§ TO BE DONE
Reproduce the data exactly.

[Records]
----

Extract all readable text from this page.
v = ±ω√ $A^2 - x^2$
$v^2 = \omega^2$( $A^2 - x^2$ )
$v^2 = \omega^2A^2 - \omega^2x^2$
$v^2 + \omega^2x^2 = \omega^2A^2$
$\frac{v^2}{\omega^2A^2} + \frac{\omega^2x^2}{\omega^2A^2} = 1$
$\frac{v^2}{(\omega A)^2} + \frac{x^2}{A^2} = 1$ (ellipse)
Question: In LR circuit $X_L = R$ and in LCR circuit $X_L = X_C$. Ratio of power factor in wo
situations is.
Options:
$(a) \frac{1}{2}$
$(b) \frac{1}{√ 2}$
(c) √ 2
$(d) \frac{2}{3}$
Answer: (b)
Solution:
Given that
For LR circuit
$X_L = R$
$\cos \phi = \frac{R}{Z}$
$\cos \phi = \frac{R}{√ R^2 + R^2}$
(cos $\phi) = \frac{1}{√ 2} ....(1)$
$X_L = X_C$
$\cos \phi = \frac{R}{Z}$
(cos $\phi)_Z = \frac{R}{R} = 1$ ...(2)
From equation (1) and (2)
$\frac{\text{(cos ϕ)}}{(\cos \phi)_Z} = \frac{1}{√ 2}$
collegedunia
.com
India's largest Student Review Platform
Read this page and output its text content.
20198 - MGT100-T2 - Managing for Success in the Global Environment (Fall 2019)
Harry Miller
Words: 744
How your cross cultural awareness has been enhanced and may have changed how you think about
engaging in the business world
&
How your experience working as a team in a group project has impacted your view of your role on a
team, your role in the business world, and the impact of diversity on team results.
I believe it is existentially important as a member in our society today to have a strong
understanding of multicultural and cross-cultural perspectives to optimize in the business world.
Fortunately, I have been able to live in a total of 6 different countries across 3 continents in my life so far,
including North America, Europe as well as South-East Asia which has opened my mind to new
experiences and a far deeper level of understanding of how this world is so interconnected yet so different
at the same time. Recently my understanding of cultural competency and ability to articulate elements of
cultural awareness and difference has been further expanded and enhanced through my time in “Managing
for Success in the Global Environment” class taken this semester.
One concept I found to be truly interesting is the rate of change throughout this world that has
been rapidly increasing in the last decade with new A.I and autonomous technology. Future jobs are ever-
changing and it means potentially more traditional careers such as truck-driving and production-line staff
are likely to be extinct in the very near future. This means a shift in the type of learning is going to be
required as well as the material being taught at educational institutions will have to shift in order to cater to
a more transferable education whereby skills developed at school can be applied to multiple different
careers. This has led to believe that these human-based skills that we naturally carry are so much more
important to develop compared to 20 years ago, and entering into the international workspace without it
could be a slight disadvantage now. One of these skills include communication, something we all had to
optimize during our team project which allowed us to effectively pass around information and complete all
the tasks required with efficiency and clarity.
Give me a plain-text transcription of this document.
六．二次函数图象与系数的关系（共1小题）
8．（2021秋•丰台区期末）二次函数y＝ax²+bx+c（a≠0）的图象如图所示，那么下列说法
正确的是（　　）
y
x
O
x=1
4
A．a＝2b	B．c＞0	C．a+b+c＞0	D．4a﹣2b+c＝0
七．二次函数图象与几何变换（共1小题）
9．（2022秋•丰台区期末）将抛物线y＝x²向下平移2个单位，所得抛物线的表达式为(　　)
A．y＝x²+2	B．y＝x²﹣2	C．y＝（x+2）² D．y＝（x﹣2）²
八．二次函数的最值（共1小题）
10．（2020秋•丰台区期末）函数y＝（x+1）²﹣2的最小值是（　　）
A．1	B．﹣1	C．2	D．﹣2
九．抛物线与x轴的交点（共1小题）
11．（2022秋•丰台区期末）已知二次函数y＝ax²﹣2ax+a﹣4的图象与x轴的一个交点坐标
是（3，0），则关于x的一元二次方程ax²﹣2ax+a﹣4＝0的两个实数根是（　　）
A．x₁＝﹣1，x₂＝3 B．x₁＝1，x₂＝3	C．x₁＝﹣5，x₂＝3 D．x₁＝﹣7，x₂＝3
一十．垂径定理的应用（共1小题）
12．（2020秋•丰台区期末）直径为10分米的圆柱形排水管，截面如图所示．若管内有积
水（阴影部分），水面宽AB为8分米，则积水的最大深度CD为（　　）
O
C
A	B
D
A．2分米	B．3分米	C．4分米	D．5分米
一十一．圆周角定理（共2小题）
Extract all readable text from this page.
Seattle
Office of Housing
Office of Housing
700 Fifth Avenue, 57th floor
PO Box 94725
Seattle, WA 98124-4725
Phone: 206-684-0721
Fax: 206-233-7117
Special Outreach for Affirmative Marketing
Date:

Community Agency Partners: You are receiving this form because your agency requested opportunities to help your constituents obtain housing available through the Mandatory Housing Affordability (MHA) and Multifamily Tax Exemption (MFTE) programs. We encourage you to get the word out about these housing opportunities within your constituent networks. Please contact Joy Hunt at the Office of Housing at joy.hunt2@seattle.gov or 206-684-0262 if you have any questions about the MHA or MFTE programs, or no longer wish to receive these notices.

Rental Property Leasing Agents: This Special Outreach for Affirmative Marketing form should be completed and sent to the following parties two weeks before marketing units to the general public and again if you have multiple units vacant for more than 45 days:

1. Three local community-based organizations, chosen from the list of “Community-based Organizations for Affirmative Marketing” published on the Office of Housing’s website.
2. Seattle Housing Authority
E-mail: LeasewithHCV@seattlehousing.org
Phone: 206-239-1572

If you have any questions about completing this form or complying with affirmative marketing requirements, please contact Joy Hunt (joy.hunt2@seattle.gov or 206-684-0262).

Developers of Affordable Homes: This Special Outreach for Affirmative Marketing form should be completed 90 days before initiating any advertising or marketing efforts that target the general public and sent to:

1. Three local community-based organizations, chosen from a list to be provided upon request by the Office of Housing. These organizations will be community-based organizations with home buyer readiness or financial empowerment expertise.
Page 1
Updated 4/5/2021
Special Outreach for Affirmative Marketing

----

§ SOLUTION FOR THIS EXERCISE
Extract all readable text from this page.
v = ±ω√ $A^2 - x^2$
$v^2 = \omega^2$( $A^2 - x^2$ )
$v^2 = \omega^2A^2 - \omega^2x^2$
$v^2 + \omega^2x^2 = \omega^2A^2$
$\frac{v^2}{\omega^2A^2} + \frac{\omega^2x^2}{\omega^2A^2} = 1$
$\frac{v^2}{(\omega A)^2} + \frac{x^2}{A^2} = 1$ (ellipse)
Question: In LR circuit $X_L = R$ and in LCR circuit $X_L = X_C$. Ratio of power factor in wo
situations is.
Options:
$(a) \frac{1}{2}$
$(b) \frac{1}{√ 2}$
(c) √ 2
$(d) \frac{2}{3}$
Answer: (b)
Solution:
Given that
For LR circuit
$X_L = R$
$\cos \phi = \frac{R}{Z}$
$\cos \phi = \frac{R}{√ R^2 + R^2}$
(cos $\phi) = \frac{1}{√ 2} ....(1)$
$X_L = X_C$
$\cos \phi = \frac{R}{Z}$
(cos $\phi)_Z = \frac{R}{R} = 1$ ...(2)
From equation (1) and (2)
$\frac{\text{(cos ϕ)}}{(\cos \phi)_Z} = \frac{1}{√ 2}$
collegedunia
.com
India's largest Student Review Platform
Read this page and output its text content.
20198 - MGT100-T2 - Managing for Success in the Global Environment (Fall 2019)
Harry Miller
Words: 744
How your cross cultural awareness has been enhanced and may have changed how you think about
engaging in the business world
&
How your experience working as a team in a group project has impacted your view of your role on a
team, your role in the business world, and the impact of diversity on team results.
I believe it is existentially important as a member in our society today to have a strong
understanding of multicultural and cross-cultural perspectives to optimize in the business world.
Fortunately, I have been able to live in a total of 6 different countries across 3 continents in my life so far,
including North America, Europe as well as South-East Asia which has opened my mind to new
experiences and a far deeper level of understanding of how this world is so interconnected yet so different
at the same time. Recently my understanding of cultural competency and ability to articulate elements of
cultural awareness and difference has been further expanded and enhanced through my time in “Managing
for Success in the Global Environment” class taken this semester.
One concept I found to be truly interesting is the rate of change throughout this world that has
been rapidly increasing in the last decade with new A.I and autonomous technology. Future jobs are ever-
changing and it means potentially more traditional careers such as truck-driving and production-line staff
are likely to be extinct in the very near future. This means a shift in the type of learning is going to be
required as well as the material being taught at educational institutions will have to shift in order to cater to
a more transferable education whereby skills developed at school can be applied to multiple different
careers. This has led to believe that these human-based skills that we naturally carry are so much more
important to develop compared to 20 years ago, and entering into the international workspace without it
could be a slight disadvantage now. One of these skills include communication, something we all had to
optimize during our team project which allowed us to effectively pass around information and complete all
the tasks required with efficiency and clarity.
Give me a plain-text transcription of this document.
六．二次函数图象与系数的关系（共1小题）
8．（2021秋•丰台区期末）二次函数y＝ax²+bx+c（a≠0）的图象如图所示，那么下列说法
正确的是（　　）
y
x
O
x=1
4
A．a＝2b	B．c＞0	C．a+b+c＞0	D．4a﹣2b+c＝0
七．二次函数图象与几何变换（共1小题）
9．（2022秋•丰台区期末）将抛物线y＝x²向下平移2个单位，所得抛物线的表达式为(　　)
A．y＝x²+2	B．y＝x²﹣2	C．y＝（x+2）² D．y＝（x﹣2）²
八．二次函数的最值（共1小题）
10．（2020秋•丰台区期末）函数y＝（x+1）²﹣2的最小值是（　　）
A．1	B．﹣1	C．2	D．﹣2
九．抛物线与x轴的交点（共1小题）
11．（2022秋•丰台区期末）已知二次函数y＝ax²﹣2ax+a﹣4的图象与x轴的一个交点坐标
是（3，0），则关于x的一元二次方程ax²﹣2ax+a﹣4＝0的两个实数根是（　　）
A．x₁＝﹣1，x₂＝3 B．x₁＝1，x₂＝3	C．x₁＝﹣5，x₂＝3 D．x₁＝﹣7，x₂＝3
一十．垂径定理的应用（共1小题）
12．（2020秋•丰台区期末）直径为10分米的圆柱形排水管，截面如图所示．若管内有积
水（阴影部分），水面宽AB为8分米，则积水的最大深度CD为（　　）
O
C
A	B
D
A．2分米	B．3分米	C．4分米	D．5分米
一十一．圆周角定理（共2小题）
Extract all readable text from this page.
Seattle
Office of Housing
Office of Housing
700 Fifth Avenue, 57th floor
PO Box 94725
Seattle, WA 98124-4725
Phone: 206-684-0721
Fax: 206-233-7117
Special Outreach for Affirmative Marketing
Date:

Community Agency Partners: You are receiving this form because your agency requested opportunities to help your constituents obtain housing available through the Mandatory Housing Affordability (MHA) and Multifamily Tax Exemption (MFTE) programs. We encourage you to get the word out about these housing opportunities within your constituent networks. Please contact Joy Hunt at the Office of Housing at joy.hunt2@seattle.gov or 206-684-0262 if you have any questions about the MHA or MFTE programs, or no longer wish to receive these notices.

Rental Property Leasing Agents: This Special Outreach for Affirmative Marketing form should be completed and sent to the following parties two weeks before marketing units to the general public and again if you have multiple units vacant for more than 45 days:

1. Three local community-based organizations, chosen from the list of “Community-based Organizations for Affirmative Marketing” published on the Office of Housing’s website.
2. Seattle Housing Authority
E-mail: LeasewithHCV@seattlehousing.org
Phone: 206-239-1572

If you have any questions about completing this form or complying with affirmative marketing requirements, please contact Joy Hunt (joy.hunt2@seattle.gov or 206-684-0262).

Developers of Affordable Homes: This Special Outreach for Affirmative Marketing form should be completed 90 days before initiating any advertising or marketing efforts that target the general public and sent to:

1. Three local community-based organizations, chosen from a list to be provided upon request by the Office of Housing. These organizations will be community-based organizations with home buyer readiness or financial empowerment expertise.
Page 1
Updated 4/5/2021
Special Outreach for Affirmative Marketing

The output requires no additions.